# AIM:
Each entry below is to be printed verbatim.

# start of ROWS

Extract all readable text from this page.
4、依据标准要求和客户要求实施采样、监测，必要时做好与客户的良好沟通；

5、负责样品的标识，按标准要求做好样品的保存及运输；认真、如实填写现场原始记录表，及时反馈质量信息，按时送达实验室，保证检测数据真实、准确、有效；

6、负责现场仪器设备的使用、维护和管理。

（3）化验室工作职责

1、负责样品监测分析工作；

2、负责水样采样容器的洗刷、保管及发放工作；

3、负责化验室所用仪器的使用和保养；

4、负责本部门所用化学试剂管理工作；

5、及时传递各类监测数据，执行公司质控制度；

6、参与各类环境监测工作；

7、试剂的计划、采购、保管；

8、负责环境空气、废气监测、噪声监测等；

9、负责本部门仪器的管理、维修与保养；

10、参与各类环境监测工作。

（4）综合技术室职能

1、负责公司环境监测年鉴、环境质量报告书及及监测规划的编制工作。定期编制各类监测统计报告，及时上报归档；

# end of ROWS

# OUTPUT BELOW:
Extract all readable text from this page.
4、依据标准要求和客户要求实施采样、监测，必要时做好与客户的良好沟通；

5、负责样品的标识，按标准要求做好样品的保存及运输；认真、如实填写现场原始记录表，及时反馈质量信息，按时送达实验室，保证检测数据真实、准确、有效；

6、负责现场仪器设备的使用、维护和管理。

（3）化验室工作职责

1、负责样品监测分析工作；

2、负责水样采样容器的洗刷、保管及发放工作；

3、负责化验室所用仪器的使用和保养；

4、负责本部门所用化学试剂管理工作；

5、及时传递各类监测数据，执行公司质控制度；

6、参与各类环境监测工作；

7、试剂的计划、采购、保管；

8、负责环境空气、废气监测、噪声监测等；

9、负责本部门仪器的管理、维修与保养；

10、参与各类环境监测工作。

（4）综合技术室职能

1、负责公司环境监测年鉴、环境质量报告书及及监测规划的编制工作。定期编制各类监测统计报告，及时上报归档；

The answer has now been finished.